**YOUR GOAL**
Go through the data below and copy it exactly, skipping every picture.

**SOURCE DATA**
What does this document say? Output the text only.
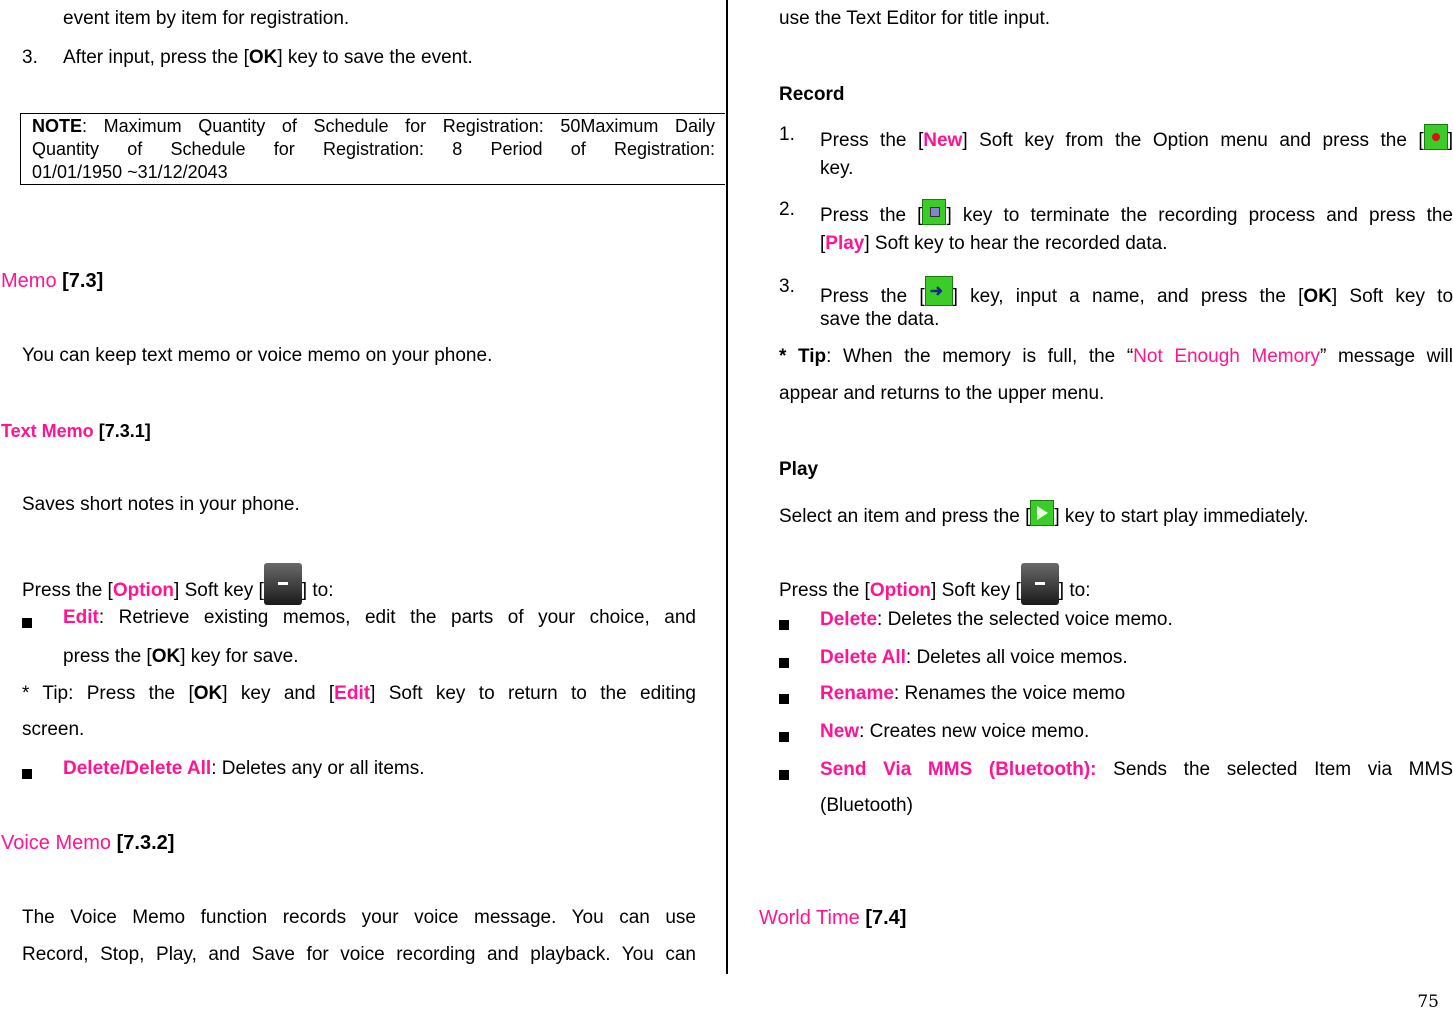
event item by item for registration.
3. After input, press the [OK] key to save the event.
NOTE: Maximum Quantity of Schedule for Registration: 50Maximum Daily
Quantity of Schedule for Registration: 8 Period of Registration:
01/01/1950 ~31/12/2043
Memo [7.3]
You can keep text memo or voice memo on your phone.
Text Memo [7.3.1]
Saves short notes in your phone.
Press the [Option] Soft key [ ] to:
Edit: Retrieve existing memos, edit the parts of your choice, and
press the [OK] key for save.
* Tip: Press the [OK] key and [Edit] Soft key to return to the editing
screen.
Delete/Delete All: Deletes any or all items.
Voice Memo [7.3.2]
The Voice Memo function records your voice message. You can use
Record, Stop, Play, and Save for voice recording and playback. You can
use the Text Editor for title input.
Record
1. Press the [New] Soft key from the Option menu and press the [ ]
key.
2. Press the [ ] key to terminate the recording process and press the
[Play] Soft key to hear the recorded data.
3. Press the [ ➜ ] key, input a name, and press the [OK] Soft key to
save the data.
* Tip: When the memory is full, the “Not Enough Memory” message will
appear and returns to the upper menu.
Play
Select an item and press the [ ] key to start play immediately.
Press the [Option] Soft key [ ] to:
Delete: Deletes the selected voice memo.
Delete All: Deletes all voice memos.
Rename: Renames the voice memo
New: Creates new voice memo.
Send Via MMS (Bluetooth): Sends the selected Item via MMS
(Bluetooth)
World Time [7.4]
75
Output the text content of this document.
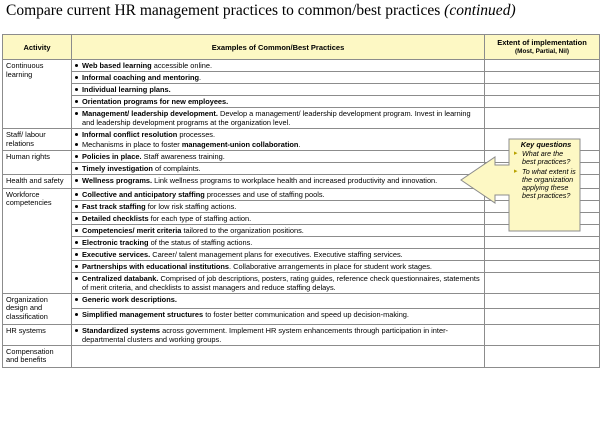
Compare current HR management practices to common/best practices (continued)
Activity	Examples of Common/Best Practices	Extent of implementation
(Most, Partial, Nil)

Continuous learning	Web based learning accessible online.	

	Informal coaching and mentoring.	

	Individual learning plans.	

	Orientation programs for new employees.	

	Management/ leadership development. Develop a management/ leadership development program. Invest in learning and leadership development programs at the organization level.	

Staff/ labour relations	Informal conflict resolution processes.
Mechanisms in place to foster management-union collaboration.	

Human rights	Policies in place. Staff awareness training.	

	Timely investigation of complaints.	

Health and safety	Wellness programs. Link wellness programs to workplace health and increased productivity and innovation.	

Workforce competencies	Collective and anticipatory staffing processes and use of staffing pools.	

	Fast track staffing for low risk staffing actions.	

	Detailed checklists for each type of staffing action.	

	Competencies/ merit criteria tailored to the organization positions.	

	Electronic tracking of the status of staffing actions.	

	Executive services. Career/ talent management plans for executives. Executive staffing services.	

	Partnerships with educational institutions. Collaborative arrangements in place for student work stages.	

	Centralized databank. Comprised of job descriptions, posters, rating guides, reference check questionnaires, statements of merit criteria, and checklists to assist managers and reduce staffing delays.	

Organization design and classification	Generic work descriptions.	

	Simplified management structures to foster better communication and speed up decision-making.	

HR systems	Standardized systems across government. Implement HR system enhancements through participation in inter-departmental clusters and working groups.	

Compensation and benefits		
Key questions
▸ What are the best practices?
▸ To what extent is the organization applying these best practices?
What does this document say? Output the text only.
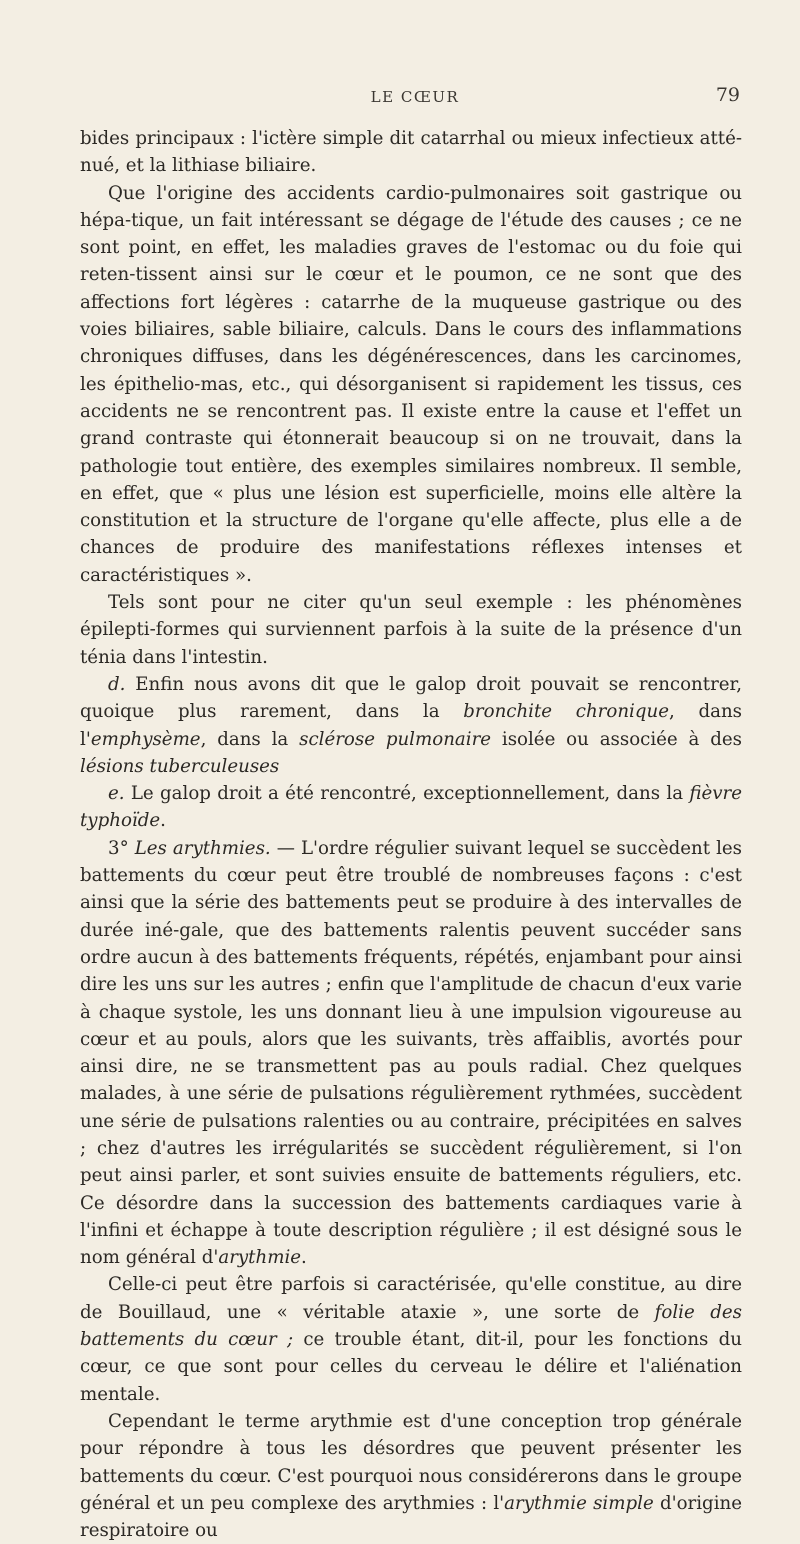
LE CŒUR	79

bides principaux : l'ictère simple dit catarrhal ou mieux infectieux atté-nué, et la lithiase biliaire.

Que l'origine des accidents cardio-pulmonaires soit gastrique ou hépa-tique, un fait intéressant se dégage de l'étude des causes ; ce ne sont point, en effet, les maladies graves de l'estomac ou du foie qui reten-tissent ainsi sur le cœur et le poumon, ce ne sont que des affections fort légères : catarrhe de la muqueuse gastrique ou des voies biliaires, sable biliaire, calculs. Dans le cours des inflammations chroniques diffuses, dans les dégénérescences, dans les carcinomes, les épithelio-mas, etc., qui désorganisent si rapidement les tissus, ces accidents ne se rencontrent pas. Il existe entre la cause et l'effet un grand contraste qui étonnerait beaucoup si on ne trouvait, dans la pathologie tout entière, des exemples similaires nombreux. Il semble, en effet, que « plus une lésion est superficielle, moins elle altère la constitution et la structure de l'organe qu'elle affecte, plus elle a de chances de produire des manifestations réflexes intenses et caractéristiques ».

Tels sont pour ne citer qu'un seul exemple : les phénomènes épilepti-formes qui surviennent parfois à la suite de la présence d'un ténia dans l'intestin.

d. Enfin nous avons dit que le galop droit pouvait se rencontrer, quoique plus rarement, dans la bronchite chronique, dans l'emphysème, dans la sclérose pulmonaire isolée ou associée à des lésions tuberculeuses

e. Le galop droit a été rencontré, exceptionnellement, dans la fièvre typhoïde.

3° Les arythmies. — L'ordre régulier suivant lequel se succèdent les battements du cœur peut être troublé de nombreuses façons : c'est ainsi que la série des battements peut se produire à des intervalles de durée iné-gale, que des battements ralentis peuvent succéder sans ordre aucun à des battements fréquents, répétés, enjambant pour ainsi dire les uns sur les autres ; enfin que l'amplitude de chacun d'eux varie à chaque systole, les uns donnant lieu à une impulsion vigoureuse au cœur et au pouls, alors que les suivants, très affaiblis, avortés pour ainsi dire, ne se transmettent pas au pouls radial. Chez quelques malades, à une série de pulsations régulièrement rythmées, succèdent une série de pulsations ralenties ou au contraire, précipitées en salves ; chez d'autres les irrégularités se succèdent régulièrement, si l'on peut ainsi parler, et sont suivies ensuite de battements réguliers, etc. Ce désordre dans la succession des battements cardiaques varie à l'infini et échappe à toute description régulière ; il est désigné sous le nom général d'arythmie.

Celle-ci peut être parfois si caractérisée, qu'elle constitue, au dire de Bouillaud, une « véritable ataxie », une sorte de folie des battements du cœur ; ce trouble étant, dit-il, pour les fonctions du cœur, ce que sont pour celles du cerveau le délire et l'aliénation mentale.

Cependant le terme arythmie est d'une conception trop générale pour répondre à tous les désordres que peuvent présenter les battements du cœur. C'est pourquoi nous considérerons dans le groupe général et un peu complexe des arythmies : l'arythmie simple d'origine respiratoire ou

**EXERCISE OUTPUT**
What does this document say? Output the text only.
event item by item for registration.
3. After input, press the [OK] key to save the event.
NOTE: Maximum Quantity of Schedule for Registration: 50Maximum Daily
Quantity of Schedule for Registration: 8 Period of Registration:
01/01/1950 ~31/12/2043
Memo [7.3]
You can keep text memo or voice memo on your phone.
Text Memo [7.3.1]
Saves short notes in your phone.
Press the [Option] Soft key [ ] to:
Edit: Retrieve existing memos, edit the parts of your choice, and
press the [OK] key for save.
* Tip: Press the [OK] key and [Edit] Soft key to return to the editing
screen.
Delete/Delete All: Deletes any or all items.
Voice Memo [7.3.2]
The Voice Memo function records your voice message. You can use
Record, Stop, Play, and Save for voice recording and playback. You can
use the Text Editor for title input.
Record
1. Press the [New] Soft key from the Option menu and press the [ ]
key.
2. Press the [ ] key to terminate the recording process and press the
[Play] Soft key to hear the recorded data.
3. Press the [ ➜ ] key, input a name, and press the [OK] Soft key to
save the data.
* Tip: When the memory is full, the “Not Enough Memory” message will
appear and returns to the upper menu.
Play
Select an item and press the [ ] key to start play immediately.
Press the [Option] Soft key [ ] to:
Delete: Deletes the selected voice memo.
Delete All: Deletes all voice memos.
Rename: Renames the voice memo
New: Creates new voice memo.
Send Via MMS (Bluetooth): Sends the selected Item via MMS
(Bluetooth)
World Time [7.4]
75
Output the text content of this document.
Compare current HR management practices to common/best practices (continued)
Activity	Examples of Common/Best Practices	Extent of implementation
(Most, Partial, Nil)

Continuous learning	Web based learning accessible online.	

	Informal coaching and mentoring.	

	Individual learning plans.	

	Orientation programs for new employees.	

	Management/ leadership development. Develop a management/ leadership development program. Invest in learning and leadership development programs at the organization level.	

Staff/ labour relations	Informal conflict resolution processes.
Mechanisms in place to foster management-union collaboration.	

Human rights	Policies in place. Staff awareness training.	

	Timely investigation of complaints.	

Health and safety	Wellness programs. Link wellness programs to workplace health and increased productivity and innovation.	

Workforce competencies	Collective and anticipatory staffing processes and use of staffing pools.	

	Fast track staffing for low risk staffing actions.	

	Detailed checklists for each type of staffing action.	

	Competencies/ merit criteria tailored to the organization positions.	

	Electronic tracking of the status of staffing actions.	

	Executive services. Career/ talent management plans for executives. Executive staffing services.	

	Partnerships with educational institutions. Collaborative arrangements in place for student work stages.	

	Centralized databank. Comprised of job descriptions, posters, rating guides, reference check questionnaires, statements of merit criteria, and checklists to assist managers and reduce staffing delays.	

Organization design and classification	Generic work descriptions.	

	Simplified management structures to foster better communication and speed up decision-making.	

HR systems	Standardized systems across government. Implement HR system enhancements through participation in inter-departmental clusters and working groups.	

Compensation and benefits		
Key questions
▸ What are the best practices?
▸ To what extent is the organization applying these best practices?
What does this document say? Output the text only.
LE CŒUR	79

bides principaux : l'ictère simple dit catarrhal ou mieux infectieux atté-nué, et la lithiase biliaire.

Que l'origine des accidents cardio-pulmonaires soit gastrique ou hépa-tique, un fait intéressant se dégage de l'étude des causes ; ce ne sont point, en effet, les maladies graves de l'estomac ou du foie qui reten-tissent ainsi sur le cœur et le poumon, ce ne sont que des affections fort légères : catarrhe de la muqueuse gastrique ou des voies biliaires, sable biliaire, calculs. Dans le cours des inflammations chroniques diffuses, dans les dégénérescences, dans les carcinomes, les épithelio-mas, etc., qui désorganisent si rapidement les tissus, ces accidents ne se rencontrent pas. Il existe entre la cause et l'effet un grand contraste qui étonnerait beaucoup si on ne trouvait, dans la pathologie tout entière, des exemples similaires nombreux. Il semble, en effet, que « plus une lésion est superficielle, moins elle altère la constitution et la structure de l'organe qu'elle affecte, plus elle a de chances de produire des manifestations réflexes intenses et caractéristiques ».

Tels sont pour ne citer qu'un seul exemple : les phénomènes épilepti-formes qui surviennent parfois à la suite de la présence d'un ténia dans l'intestin.

d. Enfin nous avons dit que le galop droit pouvait se rencontrer, quoique plus rarement, dans la bronchite chronique, dans l'emphysème, dans la sclérose pulmonaire isolée ou associée à des lésions tuberculeuses

e. Le galop droit a été rencontré, exceptionnellement, dans la fièvre typhoïde.

3° Les arythmies. — L'ordre régulier suivant lequel se succèdent les battements du cœur peut être troublé de nombreuses façons : c'est ainsi que la série des battements peut se produire à des intervalles de durée iné-gale, que des battements ralentis peuvent succéder sans ordre aucun à des battements fréquents, répétés, enjambant pour ainsi dire les uns sur les autres ; enfin que l'amplitude de chacun d'eux varie à chaque systole, les uns donnant lieu à une impulsion vigoureuse au cœur et au pouls, alors que les suivants, très affaiblis, avortés pour ainsi dire, ne se transmettent pas au pouls radial. Chez quelques malades, à une série de pulsations régulièrement rythmées, succèdent une série de pulsations ralenties ou au contraire, précipitées en salves ; chez d'autres les irrégularités se succèdent régulièrement, si l'on peut ainsi parler, et sont suivies ensuite de battements réguliers, etc. Ce désordre dans la succession des battements cardiaques varie à l'infini et échappe à toute description régulière ; il est désigné sous le nom général d'arythmie.

Celle-ci peut être parfois si caractérisée, qu'elle constitue, au dire de Bouillaud, une « véritable ataxie », une sorte de folie des battements du cœur ; ce trouble étant, dit-il, pour les fonctions du cœur, ce que sont pour celles du cerveau le délire et l'aliénation mentale.

Cependant le terme arythmie est d'une conception trop générale pour répondre à tous les désordres que peuvent présenter les battements du cœur. C'est pourquoi nous considérerons dans le groupe général et un peu complexe des arythmies : l'arythmie simple d'origine respiratoire ou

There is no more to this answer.